#### [REQUIREMENT]
Work out how many lines of the listing hold "реть", then state only that count.

★ ★ ★ ★ ★

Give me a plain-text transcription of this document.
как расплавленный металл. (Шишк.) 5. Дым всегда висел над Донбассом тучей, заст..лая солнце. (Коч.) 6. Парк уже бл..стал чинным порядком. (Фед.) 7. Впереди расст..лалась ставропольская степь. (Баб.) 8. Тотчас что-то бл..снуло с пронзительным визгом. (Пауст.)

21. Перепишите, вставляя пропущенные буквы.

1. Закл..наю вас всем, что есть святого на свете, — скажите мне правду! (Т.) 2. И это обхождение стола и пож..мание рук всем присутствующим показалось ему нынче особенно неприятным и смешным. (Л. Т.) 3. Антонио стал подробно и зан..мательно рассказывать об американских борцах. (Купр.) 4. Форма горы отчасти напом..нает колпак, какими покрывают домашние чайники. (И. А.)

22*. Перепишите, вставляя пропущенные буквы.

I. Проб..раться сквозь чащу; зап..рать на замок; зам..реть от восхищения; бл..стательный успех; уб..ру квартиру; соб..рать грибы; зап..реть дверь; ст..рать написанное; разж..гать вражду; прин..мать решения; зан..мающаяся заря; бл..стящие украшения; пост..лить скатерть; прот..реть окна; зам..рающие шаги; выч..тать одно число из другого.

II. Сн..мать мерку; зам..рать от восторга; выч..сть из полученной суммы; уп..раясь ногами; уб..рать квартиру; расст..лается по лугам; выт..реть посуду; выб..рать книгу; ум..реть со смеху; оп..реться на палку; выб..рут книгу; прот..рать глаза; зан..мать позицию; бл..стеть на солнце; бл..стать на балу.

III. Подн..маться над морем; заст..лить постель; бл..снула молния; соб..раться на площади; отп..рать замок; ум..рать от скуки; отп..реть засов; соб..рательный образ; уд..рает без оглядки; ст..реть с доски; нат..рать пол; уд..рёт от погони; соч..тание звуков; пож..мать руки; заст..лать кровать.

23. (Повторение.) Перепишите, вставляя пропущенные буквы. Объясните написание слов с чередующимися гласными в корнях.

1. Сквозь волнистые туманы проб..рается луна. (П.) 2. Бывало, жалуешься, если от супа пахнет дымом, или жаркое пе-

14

★ ★ ★ ★ ★

#### [THE REPLY]
3